- _Problem to solve_: Report each line of the data that has "header" somewhere in it.

- _Extracted information_:

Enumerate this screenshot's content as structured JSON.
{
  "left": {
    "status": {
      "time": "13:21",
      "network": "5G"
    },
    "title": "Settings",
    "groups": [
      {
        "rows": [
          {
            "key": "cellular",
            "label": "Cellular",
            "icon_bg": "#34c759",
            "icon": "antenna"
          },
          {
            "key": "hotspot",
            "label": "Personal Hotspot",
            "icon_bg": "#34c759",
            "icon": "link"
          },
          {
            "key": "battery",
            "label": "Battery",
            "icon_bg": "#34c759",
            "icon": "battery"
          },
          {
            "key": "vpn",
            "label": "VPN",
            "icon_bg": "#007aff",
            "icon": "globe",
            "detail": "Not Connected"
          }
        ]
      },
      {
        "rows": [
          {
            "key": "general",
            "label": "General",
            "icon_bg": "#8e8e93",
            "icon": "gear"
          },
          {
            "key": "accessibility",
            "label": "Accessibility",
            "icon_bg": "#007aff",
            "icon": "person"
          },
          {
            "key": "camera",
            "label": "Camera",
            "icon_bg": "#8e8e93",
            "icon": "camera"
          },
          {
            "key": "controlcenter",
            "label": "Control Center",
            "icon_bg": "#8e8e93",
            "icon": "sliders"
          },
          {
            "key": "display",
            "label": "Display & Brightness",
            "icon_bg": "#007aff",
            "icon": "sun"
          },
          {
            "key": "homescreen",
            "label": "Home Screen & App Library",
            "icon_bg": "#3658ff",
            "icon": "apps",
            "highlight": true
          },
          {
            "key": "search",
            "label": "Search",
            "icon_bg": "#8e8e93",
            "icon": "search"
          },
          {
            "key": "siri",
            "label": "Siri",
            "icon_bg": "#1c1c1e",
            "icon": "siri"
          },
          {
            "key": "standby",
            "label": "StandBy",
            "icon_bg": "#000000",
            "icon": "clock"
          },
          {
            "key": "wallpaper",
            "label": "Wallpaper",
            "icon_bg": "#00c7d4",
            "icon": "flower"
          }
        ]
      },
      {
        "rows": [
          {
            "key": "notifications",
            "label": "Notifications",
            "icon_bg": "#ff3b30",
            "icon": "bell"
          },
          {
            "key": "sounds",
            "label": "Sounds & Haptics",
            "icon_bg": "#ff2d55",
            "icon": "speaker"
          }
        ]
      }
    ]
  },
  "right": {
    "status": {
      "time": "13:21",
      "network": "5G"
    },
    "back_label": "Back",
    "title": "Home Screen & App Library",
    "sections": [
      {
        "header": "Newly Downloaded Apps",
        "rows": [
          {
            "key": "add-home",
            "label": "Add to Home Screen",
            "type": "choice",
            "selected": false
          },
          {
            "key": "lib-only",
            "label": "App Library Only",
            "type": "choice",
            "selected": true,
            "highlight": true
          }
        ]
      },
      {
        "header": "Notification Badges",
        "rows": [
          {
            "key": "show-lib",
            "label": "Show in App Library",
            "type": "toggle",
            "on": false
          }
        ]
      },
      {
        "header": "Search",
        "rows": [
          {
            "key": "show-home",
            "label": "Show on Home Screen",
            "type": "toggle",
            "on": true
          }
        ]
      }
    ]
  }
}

- _Result_:
        "header": "Newly Downloaded Apps",
        "header": "Notification Badges",
        "header": "Search",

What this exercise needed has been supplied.